**Task requirements:** Report how many lines of the entries below contain the word "into", and nothing more.

**Data listing:**
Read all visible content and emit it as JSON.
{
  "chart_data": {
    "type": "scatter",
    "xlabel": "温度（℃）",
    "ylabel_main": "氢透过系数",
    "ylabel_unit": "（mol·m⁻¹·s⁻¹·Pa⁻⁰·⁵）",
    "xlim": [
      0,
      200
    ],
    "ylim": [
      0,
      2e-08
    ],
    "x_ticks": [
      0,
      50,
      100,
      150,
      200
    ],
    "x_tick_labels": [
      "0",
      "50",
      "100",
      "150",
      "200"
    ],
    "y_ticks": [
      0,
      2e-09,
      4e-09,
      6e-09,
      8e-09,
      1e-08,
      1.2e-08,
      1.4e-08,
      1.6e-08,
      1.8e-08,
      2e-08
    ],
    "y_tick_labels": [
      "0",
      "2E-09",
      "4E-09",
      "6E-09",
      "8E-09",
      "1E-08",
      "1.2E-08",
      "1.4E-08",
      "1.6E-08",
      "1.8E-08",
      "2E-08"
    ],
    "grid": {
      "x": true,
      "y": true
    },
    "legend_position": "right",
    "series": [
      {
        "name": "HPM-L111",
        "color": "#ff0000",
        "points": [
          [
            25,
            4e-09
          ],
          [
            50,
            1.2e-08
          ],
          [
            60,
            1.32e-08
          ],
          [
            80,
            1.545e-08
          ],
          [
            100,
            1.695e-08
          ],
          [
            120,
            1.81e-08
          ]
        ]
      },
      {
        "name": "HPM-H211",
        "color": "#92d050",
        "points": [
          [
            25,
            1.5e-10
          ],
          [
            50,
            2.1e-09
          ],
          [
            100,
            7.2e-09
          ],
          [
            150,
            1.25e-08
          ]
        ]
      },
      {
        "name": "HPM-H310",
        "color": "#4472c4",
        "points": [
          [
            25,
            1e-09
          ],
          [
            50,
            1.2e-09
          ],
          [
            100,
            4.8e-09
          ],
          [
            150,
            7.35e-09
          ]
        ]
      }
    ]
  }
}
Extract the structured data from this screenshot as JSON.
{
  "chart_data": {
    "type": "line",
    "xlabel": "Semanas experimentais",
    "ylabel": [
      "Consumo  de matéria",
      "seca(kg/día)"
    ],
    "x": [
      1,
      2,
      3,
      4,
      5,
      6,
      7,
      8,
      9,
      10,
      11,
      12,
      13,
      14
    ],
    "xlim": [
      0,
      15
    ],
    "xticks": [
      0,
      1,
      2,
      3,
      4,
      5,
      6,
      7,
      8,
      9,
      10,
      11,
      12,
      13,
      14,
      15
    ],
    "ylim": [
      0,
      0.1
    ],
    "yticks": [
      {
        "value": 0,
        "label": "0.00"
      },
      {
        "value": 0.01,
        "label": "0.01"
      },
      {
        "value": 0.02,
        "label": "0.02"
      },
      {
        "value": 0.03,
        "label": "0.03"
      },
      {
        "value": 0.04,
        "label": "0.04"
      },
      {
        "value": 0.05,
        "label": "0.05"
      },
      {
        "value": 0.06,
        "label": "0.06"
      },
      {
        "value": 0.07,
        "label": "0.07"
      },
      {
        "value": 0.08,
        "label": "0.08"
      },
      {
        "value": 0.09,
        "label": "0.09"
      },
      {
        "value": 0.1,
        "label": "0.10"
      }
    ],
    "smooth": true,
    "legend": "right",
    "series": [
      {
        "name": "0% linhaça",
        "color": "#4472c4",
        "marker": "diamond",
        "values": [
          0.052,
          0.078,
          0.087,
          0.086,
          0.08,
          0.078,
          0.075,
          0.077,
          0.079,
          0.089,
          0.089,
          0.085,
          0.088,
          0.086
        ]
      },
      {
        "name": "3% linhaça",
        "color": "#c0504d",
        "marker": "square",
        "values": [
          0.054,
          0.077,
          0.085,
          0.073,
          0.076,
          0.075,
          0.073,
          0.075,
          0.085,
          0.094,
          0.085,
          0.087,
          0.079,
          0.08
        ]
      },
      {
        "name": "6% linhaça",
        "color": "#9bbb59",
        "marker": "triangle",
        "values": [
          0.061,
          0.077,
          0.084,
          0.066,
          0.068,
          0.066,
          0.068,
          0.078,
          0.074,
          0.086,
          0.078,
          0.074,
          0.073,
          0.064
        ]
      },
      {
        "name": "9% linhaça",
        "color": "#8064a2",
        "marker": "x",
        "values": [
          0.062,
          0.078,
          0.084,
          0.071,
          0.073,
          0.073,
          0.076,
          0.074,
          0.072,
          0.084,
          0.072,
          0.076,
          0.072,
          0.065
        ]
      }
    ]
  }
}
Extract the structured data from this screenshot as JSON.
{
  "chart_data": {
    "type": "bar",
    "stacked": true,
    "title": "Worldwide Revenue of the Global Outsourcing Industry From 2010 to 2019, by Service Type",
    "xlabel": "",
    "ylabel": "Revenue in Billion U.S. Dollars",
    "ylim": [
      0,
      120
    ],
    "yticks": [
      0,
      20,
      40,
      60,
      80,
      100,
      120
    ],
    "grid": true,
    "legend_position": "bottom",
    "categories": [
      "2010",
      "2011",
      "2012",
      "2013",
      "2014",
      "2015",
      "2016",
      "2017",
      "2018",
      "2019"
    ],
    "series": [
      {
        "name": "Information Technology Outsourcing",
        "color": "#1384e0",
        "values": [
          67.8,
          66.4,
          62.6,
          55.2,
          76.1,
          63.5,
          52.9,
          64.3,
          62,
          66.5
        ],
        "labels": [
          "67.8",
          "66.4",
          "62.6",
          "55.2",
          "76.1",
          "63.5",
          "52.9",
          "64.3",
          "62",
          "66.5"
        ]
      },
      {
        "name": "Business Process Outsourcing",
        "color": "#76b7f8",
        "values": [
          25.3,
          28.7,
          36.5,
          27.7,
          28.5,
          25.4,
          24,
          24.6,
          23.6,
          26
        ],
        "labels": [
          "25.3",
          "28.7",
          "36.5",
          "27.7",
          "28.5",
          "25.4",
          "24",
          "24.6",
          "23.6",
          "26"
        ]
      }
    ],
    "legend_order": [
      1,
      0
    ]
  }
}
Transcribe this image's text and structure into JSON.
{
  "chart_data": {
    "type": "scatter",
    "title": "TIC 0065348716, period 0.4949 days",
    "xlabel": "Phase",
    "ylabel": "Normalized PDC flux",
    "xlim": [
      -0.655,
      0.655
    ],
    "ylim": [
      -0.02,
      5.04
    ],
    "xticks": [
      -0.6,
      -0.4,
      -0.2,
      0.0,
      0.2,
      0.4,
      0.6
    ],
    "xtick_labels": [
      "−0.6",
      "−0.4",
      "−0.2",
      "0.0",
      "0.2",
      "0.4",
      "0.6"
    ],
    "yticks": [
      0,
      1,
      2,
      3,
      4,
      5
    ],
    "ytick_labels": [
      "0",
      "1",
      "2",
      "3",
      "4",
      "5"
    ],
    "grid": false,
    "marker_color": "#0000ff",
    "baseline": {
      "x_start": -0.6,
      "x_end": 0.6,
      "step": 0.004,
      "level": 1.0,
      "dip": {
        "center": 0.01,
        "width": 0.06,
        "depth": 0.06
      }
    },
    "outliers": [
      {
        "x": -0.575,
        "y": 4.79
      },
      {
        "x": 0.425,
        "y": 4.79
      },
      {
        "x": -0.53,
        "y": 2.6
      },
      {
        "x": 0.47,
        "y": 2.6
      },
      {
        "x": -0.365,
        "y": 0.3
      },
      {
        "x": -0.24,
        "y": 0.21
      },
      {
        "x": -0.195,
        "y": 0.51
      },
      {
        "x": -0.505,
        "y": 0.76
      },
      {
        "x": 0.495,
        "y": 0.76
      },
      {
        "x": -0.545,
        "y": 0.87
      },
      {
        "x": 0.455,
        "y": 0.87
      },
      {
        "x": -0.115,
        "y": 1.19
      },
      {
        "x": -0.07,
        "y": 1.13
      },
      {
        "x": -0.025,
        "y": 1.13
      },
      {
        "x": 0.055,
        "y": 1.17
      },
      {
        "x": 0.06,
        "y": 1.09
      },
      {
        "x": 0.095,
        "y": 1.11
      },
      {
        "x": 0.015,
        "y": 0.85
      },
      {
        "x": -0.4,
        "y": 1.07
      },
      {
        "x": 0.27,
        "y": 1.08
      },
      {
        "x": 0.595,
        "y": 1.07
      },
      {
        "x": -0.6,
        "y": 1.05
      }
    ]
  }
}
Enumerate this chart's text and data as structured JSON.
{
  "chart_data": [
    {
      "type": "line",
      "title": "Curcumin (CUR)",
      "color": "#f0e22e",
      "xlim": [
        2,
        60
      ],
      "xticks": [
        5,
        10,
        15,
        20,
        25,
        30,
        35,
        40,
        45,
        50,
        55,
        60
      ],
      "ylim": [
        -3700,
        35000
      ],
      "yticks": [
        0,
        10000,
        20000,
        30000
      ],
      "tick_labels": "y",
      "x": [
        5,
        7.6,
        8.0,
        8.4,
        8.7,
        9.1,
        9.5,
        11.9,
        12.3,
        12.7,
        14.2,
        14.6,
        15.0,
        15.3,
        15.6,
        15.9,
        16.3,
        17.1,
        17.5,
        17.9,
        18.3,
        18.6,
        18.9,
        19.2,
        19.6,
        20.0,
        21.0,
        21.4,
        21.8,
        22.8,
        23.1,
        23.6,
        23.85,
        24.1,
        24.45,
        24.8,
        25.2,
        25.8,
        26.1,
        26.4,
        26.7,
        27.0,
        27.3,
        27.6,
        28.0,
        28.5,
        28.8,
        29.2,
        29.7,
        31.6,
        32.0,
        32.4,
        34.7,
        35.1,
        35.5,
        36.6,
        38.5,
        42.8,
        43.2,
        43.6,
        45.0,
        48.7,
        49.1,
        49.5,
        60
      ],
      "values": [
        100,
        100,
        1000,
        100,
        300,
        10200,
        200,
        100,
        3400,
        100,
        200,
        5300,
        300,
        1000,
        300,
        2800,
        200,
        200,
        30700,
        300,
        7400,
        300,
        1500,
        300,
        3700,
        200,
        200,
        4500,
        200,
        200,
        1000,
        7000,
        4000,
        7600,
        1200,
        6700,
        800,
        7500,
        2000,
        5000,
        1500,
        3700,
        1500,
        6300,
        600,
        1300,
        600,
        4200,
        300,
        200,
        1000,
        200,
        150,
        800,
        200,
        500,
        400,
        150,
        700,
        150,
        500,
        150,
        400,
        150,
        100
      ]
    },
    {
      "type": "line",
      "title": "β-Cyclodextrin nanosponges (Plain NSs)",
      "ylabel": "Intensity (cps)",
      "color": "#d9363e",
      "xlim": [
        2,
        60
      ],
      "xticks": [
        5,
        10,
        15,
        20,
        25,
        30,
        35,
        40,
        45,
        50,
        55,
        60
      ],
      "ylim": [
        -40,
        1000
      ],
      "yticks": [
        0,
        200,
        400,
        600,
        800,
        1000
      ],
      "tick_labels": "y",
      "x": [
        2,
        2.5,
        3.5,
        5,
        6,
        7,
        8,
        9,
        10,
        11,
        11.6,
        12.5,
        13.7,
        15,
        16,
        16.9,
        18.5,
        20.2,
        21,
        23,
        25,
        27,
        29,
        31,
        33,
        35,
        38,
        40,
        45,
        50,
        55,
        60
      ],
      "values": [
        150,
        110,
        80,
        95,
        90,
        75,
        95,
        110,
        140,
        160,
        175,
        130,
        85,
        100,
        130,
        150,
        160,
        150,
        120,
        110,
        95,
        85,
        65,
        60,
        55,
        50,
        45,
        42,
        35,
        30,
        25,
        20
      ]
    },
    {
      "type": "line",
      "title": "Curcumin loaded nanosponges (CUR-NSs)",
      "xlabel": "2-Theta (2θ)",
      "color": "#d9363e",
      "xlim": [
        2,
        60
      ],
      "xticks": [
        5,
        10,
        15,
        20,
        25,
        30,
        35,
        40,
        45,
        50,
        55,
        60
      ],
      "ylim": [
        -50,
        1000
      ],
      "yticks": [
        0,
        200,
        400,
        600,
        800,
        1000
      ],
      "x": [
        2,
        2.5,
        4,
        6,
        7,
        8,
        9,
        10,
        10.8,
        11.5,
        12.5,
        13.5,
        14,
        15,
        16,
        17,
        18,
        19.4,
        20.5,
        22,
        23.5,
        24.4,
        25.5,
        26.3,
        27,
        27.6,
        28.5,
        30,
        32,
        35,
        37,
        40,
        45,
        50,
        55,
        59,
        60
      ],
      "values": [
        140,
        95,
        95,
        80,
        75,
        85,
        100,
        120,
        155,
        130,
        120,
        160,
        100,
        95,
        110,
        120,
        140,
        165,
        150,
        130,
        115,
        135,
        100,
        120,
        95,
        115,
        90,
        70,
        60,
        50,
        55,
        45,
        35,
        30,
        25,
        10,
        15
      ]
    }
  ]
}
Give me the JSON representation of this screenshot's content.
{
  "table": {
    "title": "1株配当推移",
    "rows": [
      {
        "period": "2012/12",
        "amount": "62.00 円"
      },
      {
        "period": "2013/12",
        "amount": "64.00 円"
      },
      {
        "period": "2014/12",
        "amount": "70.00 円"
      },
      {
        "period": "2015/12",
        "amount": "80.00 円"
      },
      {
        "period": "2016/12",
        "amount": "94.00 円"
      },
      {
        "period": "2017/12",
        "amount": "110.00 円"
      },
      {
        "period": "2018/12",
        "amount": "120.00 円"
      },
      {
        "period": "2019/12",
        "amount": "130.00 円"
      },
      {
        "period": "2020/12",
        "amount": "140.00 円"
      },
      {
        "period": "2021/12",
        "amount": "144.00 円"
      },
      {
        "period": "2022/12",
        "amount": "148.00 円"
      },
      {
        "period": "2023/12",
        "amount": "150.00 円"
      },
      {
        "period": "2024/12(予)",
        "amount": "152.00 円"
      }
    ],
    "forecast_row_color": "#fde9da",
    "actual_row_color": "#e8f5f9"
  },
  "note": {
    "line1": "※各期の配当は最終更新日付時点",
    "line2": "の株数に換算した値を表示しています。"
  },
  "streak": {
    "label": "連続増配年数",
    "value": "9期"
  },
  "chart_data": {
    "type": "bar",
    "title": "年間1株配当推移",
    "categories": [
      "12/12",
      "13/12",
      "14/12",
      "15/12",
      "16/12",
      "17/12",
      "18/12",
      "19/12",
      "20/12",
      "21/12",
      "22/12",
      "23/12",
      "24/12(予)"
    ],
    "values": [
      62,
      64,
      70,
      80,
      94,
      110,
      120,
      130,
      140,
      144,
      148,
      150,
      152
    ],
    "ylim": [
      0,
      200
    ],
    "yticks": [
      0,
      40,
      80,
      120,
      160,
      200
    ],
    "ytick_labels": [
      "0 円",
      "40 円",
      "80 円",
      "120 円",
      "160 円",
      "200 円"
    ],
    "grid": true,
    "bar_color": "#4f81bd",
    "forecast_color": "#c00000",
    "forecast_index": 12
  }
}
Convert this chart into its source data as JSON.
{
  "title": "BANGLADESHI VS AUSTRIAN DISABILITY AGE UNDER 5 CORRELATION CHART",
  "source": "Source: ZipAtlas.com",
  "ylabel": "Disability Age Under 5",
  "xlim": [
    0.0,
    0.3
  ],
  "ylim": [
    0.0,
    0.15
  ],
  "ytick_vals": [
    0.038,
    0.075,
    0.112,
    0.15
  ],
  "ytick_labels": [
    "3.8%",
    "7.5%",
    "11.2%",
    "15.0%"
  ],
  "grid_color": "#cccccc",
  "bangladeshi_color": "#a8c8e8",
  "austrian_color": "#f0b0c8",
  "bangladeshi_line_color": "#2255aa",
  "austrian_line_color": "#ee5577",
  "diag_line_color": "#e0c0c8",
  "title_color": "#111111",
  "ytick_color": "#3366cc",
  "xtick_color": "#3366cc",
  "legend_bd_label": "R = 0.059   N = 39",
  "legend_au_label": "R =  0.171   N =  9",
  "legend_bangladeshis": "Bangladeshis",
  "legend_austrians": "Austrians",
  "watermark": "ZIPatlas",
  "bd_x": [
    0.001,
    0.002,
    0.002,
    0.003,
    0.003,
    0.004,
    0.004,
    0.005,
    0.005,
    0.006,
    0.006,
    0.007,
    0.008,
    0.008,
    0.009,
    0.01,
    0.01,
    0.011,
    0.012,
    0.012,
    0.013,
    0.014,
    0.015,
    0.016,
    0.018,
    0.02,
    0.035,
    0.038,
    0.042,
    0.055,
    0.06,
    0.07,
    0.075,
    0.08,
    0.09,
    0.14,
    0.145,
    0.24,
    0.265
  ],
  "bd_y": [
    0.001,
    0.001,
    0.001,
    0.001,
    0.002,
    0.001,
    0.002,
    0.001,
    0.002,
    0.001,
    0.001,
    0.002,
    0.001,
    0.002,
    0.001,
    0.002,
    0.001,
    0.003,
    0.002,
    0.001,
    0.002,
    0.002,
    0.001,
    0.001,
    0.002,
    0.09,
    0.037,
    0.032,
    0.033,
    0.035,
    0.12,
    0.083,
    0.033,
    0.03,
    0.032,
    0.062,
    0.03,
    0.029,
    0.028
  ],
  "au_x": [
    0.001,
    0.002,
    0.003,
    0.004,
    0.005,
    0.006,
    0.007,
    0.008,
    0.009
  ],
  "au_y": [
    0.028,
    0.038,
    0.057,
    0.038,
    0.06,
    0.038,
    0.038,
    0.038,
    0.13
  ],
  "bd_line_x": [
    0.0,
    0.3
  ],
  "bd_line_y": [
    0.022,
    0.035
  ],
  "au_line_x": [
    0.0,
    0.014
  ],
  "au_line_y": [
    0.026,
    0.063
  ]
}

**Output for this task:** 2